### SOURCE RECORDS:
## begin
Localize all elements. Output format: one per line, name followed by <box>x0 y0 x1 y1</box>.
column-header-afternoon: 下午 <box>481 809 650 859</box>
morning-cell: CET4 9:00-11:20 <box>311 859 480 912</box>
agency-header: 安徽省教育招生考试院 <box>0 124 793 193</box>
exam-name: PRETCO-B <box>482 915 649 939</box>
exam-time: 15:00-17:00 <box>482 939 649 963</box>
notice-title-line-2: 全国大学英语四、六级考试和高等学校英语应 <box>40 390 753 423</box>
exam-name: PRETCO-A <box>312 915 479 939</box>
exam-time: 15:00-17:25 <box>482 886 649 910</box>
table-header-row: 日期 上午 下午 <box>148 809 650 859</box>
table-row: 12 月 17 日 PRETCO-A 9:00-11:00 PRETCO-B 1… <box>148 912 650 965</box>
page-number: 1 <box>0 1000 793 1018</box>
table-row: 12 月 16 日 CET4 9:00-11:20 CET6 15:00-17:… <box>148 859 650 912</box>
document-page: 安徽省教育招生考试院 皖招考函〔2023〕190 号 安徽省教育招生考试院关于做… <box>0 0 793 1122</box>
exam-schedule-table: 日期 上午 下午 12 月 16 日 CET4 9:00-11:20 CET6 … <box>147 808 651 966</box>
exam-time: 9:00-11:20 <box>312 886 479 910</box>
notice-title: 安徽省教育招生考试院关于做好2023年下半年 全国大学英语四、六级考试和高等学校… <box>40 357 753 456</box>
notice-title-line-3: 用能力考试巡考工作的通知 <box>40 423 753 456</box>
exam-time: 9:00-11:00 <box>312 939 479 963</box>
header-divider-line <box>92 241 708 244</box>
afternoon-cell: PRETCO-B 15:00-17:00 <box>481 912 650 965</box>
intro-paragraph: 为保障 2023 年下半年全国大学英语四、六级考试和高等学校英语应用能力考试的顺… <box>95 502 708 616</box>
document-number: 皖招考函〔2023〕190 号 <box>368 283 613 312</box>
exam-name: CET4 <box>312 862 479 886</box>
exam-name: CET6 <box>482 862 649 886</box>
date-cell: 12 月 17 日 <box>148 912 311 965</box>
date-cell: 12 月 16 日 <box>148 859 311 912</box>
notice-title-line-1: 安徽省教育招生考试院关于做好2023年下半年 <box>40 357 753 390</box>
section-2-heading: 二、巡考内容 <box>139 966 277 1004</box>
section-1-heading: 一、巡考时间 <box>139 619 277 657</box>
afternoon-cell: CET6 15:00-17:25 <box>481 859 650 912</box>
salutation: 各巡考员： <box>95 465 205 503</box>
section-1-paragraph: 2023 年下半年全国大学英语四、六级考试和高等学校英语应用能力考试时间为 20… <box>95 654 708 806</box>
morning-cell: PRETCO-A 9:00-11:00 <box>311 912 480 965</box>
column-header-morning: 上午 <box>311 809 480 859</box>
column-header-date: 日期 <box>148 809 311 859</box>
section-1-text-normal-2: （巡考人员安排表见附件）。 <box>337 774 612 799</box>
## end
### AIM:
Find every line in the items above that contains the word "page", matching case exactly, and copy each of those lines in full.

### RESULT OF THIS TASK:
page-number: 1 <box>0 1000 793 1018</box>
document-page: 安徽省教育招生考试院 皖招考函〔2023〕190 号 安徽省教育招生考试院关于做… <box>0 0 793 1122</box>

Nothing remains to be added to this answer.